Materials provided:
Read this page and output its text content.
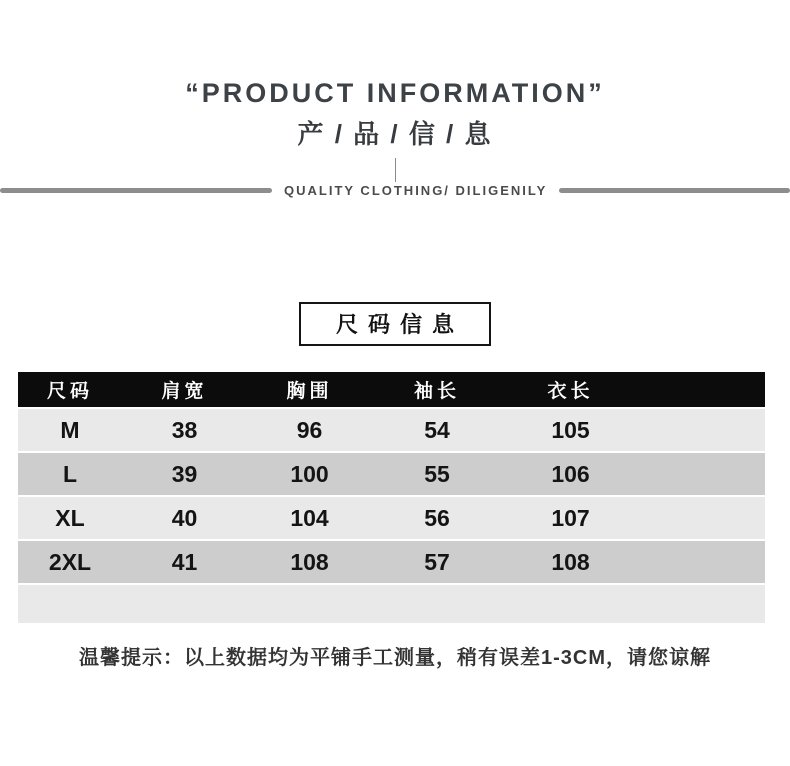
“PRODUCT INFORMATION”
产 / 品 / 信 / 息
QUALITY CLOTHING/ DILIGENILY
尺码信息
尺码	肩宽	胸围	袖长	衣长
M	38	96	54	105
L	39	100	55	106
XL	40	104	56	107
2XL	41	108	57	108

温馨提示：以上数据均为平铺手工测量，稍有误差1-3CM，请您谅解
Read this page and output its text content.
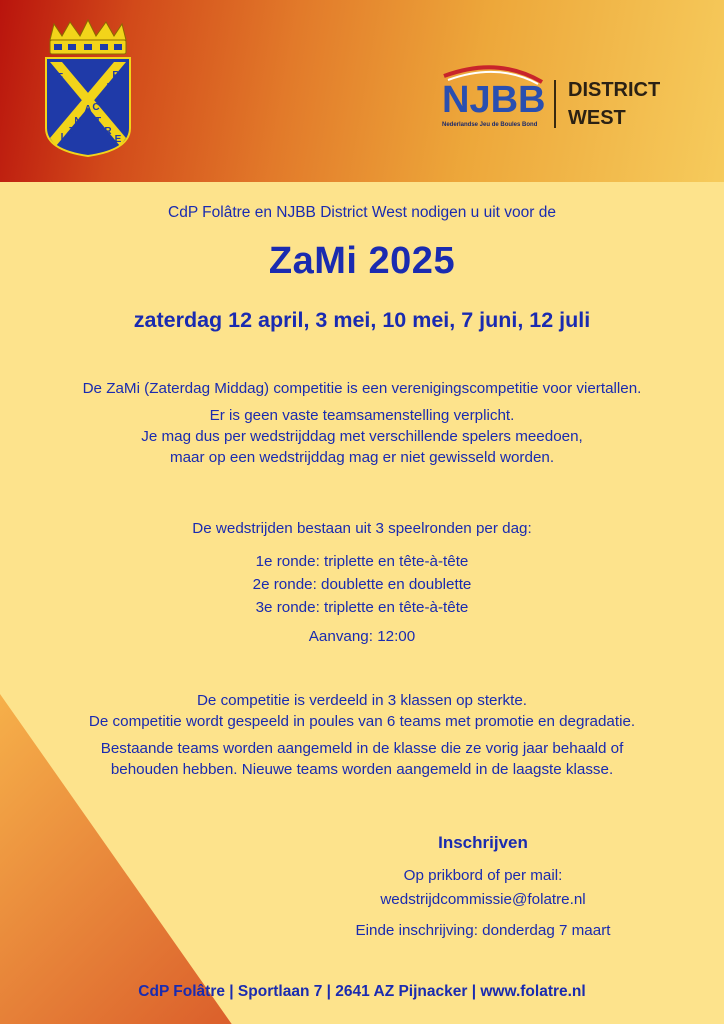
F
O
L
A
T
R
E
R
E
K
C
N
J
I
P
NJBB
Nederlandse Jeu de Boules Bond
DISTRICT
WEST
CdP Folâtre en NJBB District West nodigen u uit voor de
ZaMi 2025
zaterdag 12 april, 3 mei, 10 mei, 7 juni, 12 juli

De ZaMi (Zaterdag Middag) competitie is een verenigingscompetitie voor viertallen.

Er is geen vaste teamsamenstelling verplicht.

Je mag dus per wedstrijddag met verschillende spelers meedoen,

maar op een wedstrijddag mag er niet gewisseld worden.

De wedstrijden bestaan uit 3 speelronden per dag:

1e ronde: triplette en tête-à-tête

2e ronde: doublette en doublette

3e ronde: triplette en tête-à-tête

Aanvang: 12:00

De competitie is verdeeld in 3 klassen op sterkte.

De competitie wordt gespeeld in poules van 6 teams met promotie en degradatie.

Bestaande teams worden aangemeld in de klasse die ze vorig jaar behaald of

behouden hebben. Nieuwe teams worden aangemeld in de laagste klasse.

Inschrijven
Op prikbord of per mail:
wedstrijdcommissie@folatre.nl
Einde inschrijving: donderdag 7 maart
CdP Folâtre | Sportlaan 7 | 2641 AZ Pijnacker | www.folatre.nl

Problem: Search the records for the word "worden", then list every line that has it.

Complete output:
maar op een wedstrijddag mag er niet gewisseld worden.
Bestaande teams worden aangemeld in de klasse die ze vorig jaar behaald of
behouden hebben. Nieuwe teams worden aangemeld in de laagste klasse.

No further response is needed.